RECORDS:
* start *
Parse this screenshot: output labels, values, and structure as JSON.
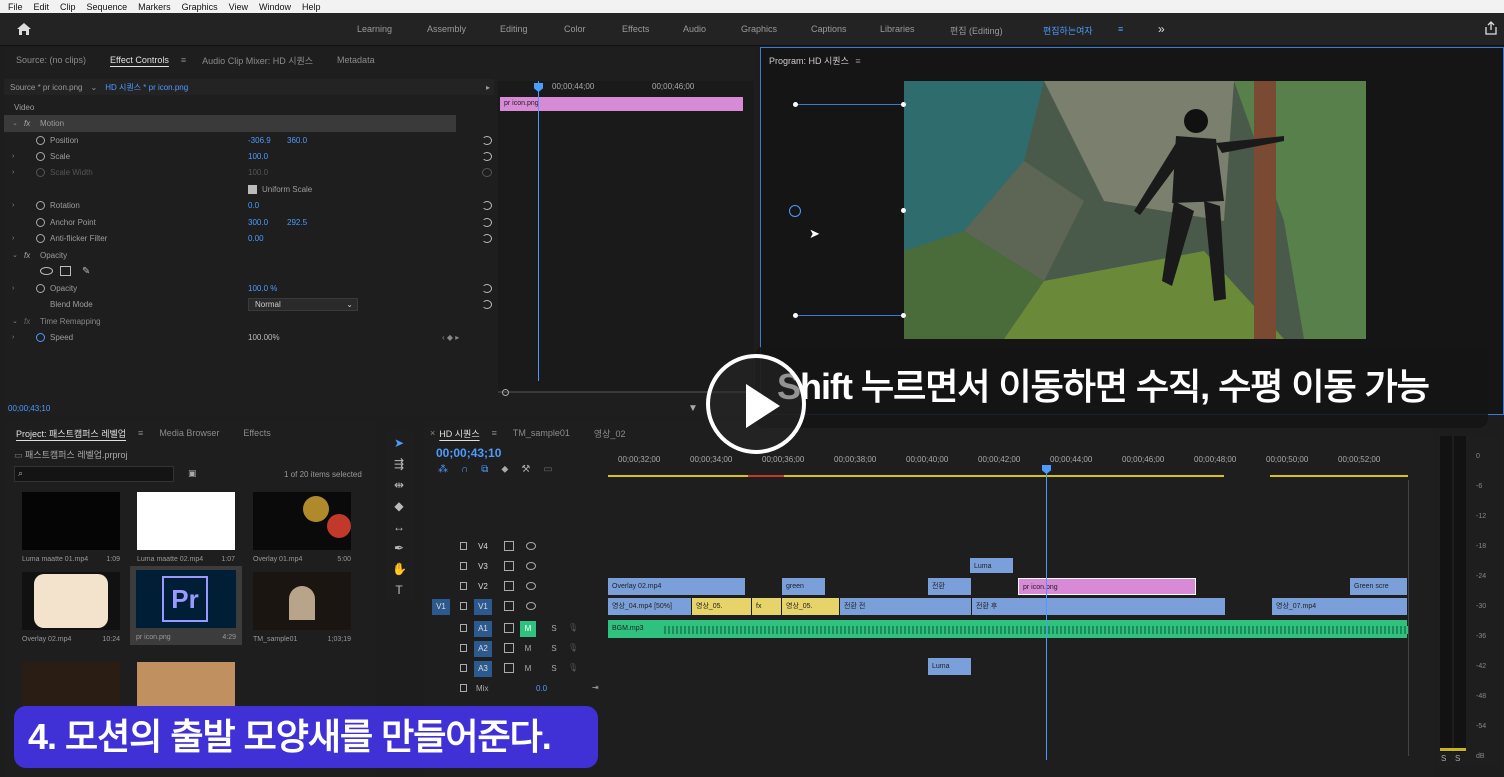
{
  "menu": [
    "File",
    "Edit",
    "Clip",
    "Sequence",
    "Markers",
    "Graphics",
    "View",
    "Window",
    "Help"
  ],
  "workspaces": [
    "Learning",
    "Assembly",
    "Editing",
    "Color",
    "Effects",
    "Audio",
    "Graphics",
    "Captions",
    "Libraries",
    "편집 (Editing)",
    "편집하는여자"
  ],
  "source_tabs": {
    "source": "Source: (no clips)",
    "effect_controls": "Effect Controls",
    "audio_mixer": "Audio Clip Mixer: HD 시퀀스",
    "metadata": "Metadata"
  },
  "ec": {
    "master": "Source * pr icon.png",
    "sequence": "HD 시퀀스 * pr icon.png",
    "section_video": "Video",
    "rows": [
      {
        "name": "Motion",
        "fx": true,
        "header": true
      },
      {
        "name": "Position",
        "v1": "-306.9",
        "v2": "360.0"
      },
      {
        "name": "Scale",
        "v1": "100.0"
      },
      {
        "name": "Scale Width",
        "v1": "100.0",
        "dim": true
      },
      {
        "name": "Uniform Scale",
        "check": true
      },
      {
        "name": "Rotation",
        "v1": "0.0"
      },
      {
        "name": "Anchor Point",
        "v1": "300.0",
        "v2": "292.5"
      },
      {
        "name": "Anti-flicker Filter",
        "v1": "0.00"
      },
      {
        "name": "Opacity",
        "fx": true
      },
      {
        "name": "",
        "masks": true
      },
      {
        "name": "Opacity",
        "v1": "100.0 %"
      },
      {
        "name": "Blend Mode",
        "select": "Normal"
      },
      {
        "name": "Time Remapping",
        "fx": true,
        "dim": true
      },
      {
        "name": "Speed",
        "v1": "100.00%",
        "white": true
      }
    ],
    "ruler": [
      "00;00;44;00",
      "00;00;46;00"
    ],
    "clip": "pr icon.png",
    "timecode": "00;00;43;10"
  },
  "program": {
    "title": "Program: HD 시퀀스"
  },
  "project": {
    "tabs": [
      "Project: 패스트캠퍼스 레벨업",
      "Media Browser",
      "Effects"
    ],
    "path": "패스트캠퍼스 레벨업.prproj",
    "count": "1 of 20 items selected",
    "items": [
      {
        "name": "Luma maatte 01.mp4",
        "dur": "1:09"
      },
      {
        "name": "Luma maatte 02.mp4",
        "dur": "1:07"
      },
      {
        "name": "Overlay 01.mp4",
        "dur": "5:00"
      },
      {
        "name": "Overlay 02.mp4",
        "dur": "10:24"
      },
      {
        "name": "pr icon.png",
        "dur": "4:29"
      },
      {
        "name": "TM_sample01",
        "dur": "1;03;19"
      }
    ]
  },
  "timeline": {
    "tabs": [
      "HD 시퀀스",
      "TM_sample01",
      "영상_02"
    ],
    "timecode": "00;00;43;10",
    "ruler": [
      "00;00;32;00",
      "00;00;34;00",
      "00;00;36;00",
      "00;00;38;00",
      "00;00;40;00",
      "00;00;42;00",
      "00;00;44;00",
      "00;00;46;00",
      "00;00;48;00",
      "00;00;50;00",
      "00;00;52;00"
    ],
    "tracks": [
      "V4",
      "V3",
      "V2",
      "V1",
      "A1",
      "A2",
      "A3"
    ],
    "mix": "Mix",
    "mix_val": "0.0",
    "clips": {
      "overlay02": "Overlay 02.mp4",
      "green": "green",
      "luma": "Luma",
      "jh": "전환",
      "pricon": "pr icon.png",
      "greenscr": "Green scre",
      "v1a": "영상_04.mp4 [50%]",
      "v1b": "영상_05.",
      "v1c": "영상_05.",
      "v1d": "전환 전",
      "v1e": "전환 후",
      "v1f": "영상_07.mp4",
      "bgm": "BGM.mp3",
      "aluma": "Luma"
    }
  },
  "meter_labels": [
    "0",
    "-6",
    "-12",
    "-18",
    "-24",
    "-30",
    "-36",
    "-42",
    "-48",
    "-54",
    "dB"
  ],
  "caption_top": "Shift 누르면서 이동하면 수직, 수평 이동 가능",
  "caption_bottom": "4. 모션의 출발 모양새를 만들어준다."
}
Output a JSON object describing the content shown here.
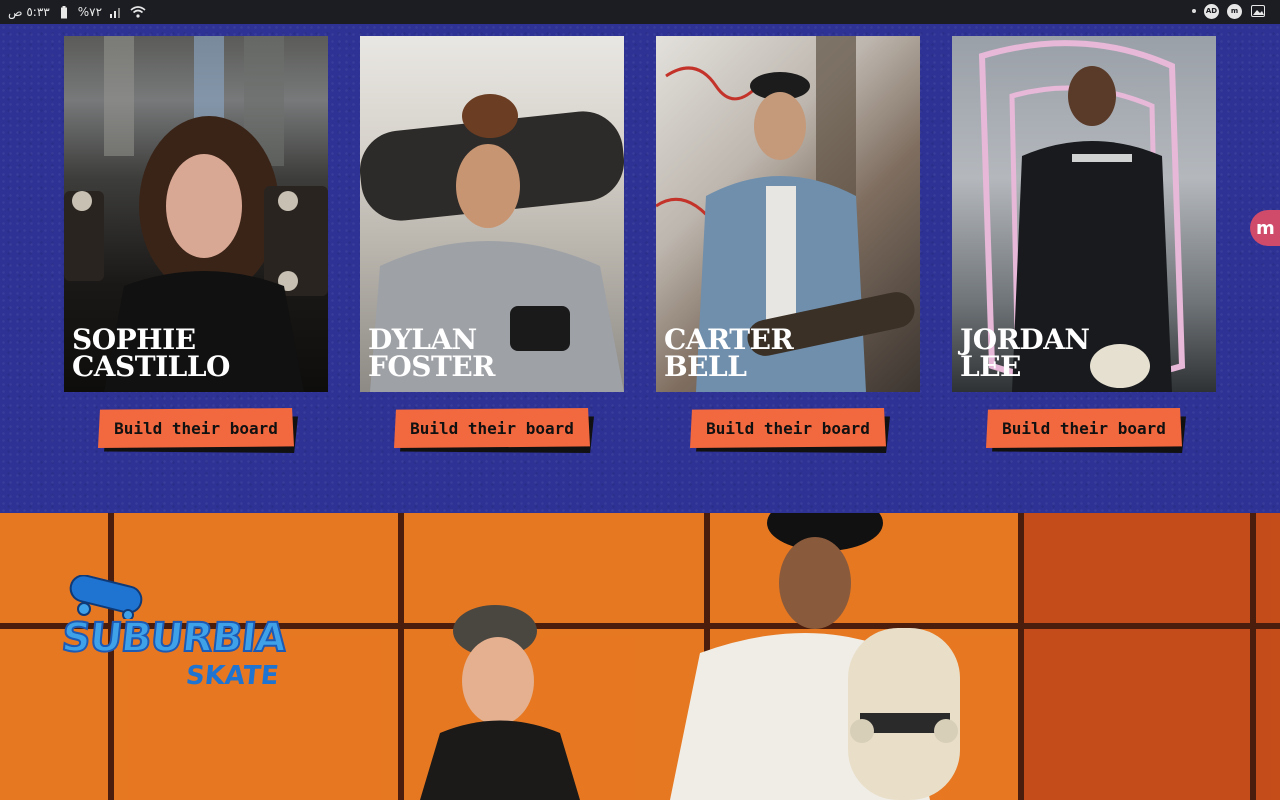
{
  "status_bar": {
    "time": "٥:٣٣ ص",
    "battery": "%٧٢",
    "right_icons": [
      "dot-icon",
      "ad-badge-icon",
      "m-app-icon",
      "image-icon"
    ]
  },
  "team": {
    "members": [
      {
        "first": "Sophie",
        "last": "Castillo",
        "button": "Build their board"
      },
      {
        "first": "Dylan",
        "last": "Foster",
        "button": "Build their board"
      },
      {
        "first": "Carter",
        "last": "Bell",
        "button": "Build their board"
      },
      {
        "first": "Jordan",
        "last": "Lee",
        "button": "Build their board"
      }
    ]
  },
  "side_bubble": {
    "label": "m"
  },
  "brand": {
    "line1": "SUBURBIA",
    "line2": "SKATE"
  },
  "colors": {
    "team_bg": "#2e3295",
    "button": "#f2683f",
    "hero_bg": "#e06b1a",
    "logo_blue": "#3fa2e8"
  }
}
* end *
* start *
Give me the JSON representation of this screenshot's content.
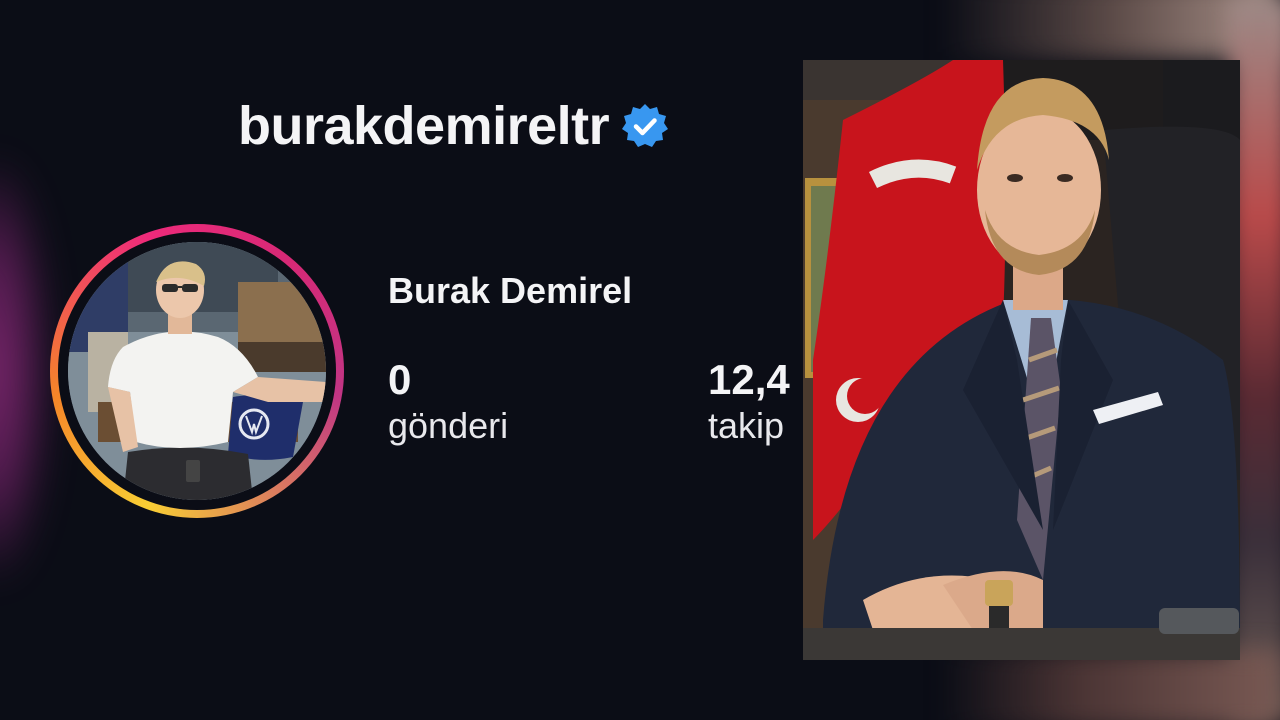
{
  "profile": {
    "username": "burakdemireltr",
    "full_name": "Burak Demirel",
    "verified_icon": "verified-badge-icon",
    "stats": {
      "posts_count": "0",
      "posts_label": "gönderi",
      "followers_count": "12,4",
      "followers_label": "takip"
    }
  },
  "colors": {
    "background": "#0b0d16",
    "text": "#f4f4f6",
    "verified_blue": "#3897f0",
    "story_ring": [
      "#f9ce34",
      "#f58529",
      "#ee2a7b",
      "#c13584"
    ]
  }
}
* end *
WHAT YOU WILL DO:
Read the entries and show each line that mentions "maatte".

ANSWER TO THE TASK:
        "name": "Luma maatte 01.mp4",
        "name": "Luma maatte 02.mp4",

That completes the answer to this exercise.